## begin INPUT FOR THIS TASK

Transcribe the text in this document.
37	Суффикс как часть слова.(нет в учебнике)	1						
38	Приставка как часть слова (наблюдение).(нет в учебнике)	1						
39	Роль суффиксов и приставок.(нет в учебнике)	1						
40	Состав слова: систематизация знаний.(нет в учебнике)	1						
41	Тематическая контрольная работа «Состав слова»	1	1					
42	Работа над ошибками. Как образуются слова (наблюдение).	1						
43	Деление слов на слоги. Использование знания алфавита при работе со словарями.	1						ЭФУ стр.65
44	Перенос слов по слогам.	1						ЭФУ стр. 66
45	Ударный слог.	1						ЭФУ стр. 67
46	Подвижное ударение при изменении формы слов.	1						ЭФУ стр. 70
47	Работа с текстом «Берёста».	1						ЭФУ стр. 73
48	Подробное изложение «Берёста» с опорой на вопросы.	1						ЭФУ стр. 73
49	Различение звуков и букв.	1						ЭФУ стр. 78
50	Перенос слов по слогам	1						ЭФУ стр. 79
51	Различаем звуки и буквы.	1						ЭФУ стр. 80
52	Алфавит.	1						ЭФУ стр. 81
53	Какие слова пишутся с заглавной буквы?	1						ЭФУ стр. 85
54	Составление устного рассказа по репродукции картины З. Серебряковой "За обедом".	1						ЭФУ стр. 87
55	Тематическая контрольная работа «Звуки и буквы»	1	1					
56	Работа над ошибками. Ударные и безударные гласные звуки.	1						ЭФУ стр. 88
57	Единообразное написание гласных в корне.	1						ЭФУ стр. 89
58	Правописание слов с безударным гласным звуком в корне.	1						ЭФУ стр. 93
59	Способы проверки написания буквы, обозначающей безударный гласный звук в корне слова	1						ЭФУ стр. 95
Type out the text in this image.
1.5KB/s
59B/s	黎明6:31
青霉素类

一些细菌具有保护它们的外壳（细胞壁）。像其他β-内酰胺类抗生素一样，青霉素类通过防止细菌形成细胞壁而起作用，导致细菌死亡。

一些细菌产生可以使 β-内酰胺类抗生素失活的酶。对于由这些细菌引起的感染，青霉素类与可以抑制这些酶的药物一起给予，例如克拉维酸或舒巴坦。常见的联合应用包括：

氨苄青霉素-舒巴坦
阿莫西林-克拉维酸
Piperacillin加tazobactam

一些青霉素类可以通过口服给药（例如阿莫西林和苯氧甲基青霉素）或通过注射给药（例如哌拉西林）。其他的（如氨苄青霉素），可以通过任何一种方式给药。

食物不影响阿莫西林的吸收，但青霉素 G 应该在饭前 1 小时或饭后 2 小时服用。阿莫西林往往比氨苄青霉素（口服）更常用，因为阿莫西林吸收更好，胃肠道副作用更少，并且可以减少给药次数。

## end INPUT FOR THIS TASK

→ **STATED EXERCISE**
Write out the data exactly as it stands.

→ **RESULT OF THE EXERCISE**
Transcribe the text in this document.
37	Суффикс как часть слова.(нет в учебнике)	1						
38	Приставка как часть слова (наблюдение).(нет в учебнике)	1						
39	Роль суффиксов и приставок.(нет в учебнике)	1						
40	Состав слова: систематизация знаний.(нет в учебнике)	1						
41	Тематическая контрольная работа «Состав слова»	1	1					
42	Работа над ошибками. Как образуются слова (наблюдение).	1						
43	Деление слов на слоги. Использование знания алфавита при работе со словарями.	1						ЭФУ стр.65
44	Перенос слов по слогам.	1						ЭФУ стр. 66
45	Ударный слог.	1						ЭФУ стр. 67
46	Подвижное ударение при изменении формы слов.	1						ЭФУ стр. 70
47	Работа с текстом «Берёста».	1						ЭФУ стр. 73
48	Подробное изложение «Берёста» с опорой на вопросы.	1						ЭФУ стр. 73
49	Различение звуков и букв.	1						ЭФУ стр. 78
50	Перенос слов по слогам	1						ЭФУ стр. 79
51	Различаем звуки и буквы.	1						ЭФУ стр. 80
52	Алфавит.	1						ЭФУ стр. 81
53	Какие слова пишутся с заглавной буквы?	1						ЭФУ стр. 85
54	Составление устного рассказа по репродукции картины З. Серебряковой "За обедом".	1						ЭФУ стр. 87
55	Тематическая контрольная работа «Звуки и буквы»	1	1					
56	Работа над ошибками. Ударные и безударные гласные звуки.	1						ЭФУ стр. 88
57	Единообразное написание гласных в корне.	1						ЭФУ стр. 89
58	Правописание слов с безударным гласным звуком в корне.	1						ЭФУ стр. 93
59	Способы проверки написания буквы, обозначающей безударный гласный звук в корне слова	1						ЭФУ стр. 95
Type out the text in this image.
1.5KB/s
59B/s	黎明6:31
青霉素类

一些细菌具有保护它们的外壳（细胞壁）。像其他β-内酰胺类抗生素一样，青霉素类通过防止细菌形成细胞壁而起作用，导致细菌死亡。

一些细菌产生可以使 β-内酰胺类抗生素失活的酶。对于由这些细菌引起的感染，青霉素类与可以抑制这些酶的药物一起给予，例如克拉维酸或舒巴坦。常见的联合应用包括：

氨苄青霉素-舒巴坦
阿莫西林-克拉维酸
Piperacillin加tazobactam

一些青霉素类可以通过口服给药（例如阿莫西林和苯氧甲基青霉素）或通过注射给药（例如哌拉西林）。其他的（如氨苄青霉素），可以通过任何一种方式给药。

食物不影响阿莫西林的吸收，但青霉素 G 应该在饭前 1 小时或饭后 2 小时服用。阿莫西林往往比氨苄青霉素（口服）更常用，因为阿莫西林吸收更好，胃肠道副作用更少，并且可以减少给药次数。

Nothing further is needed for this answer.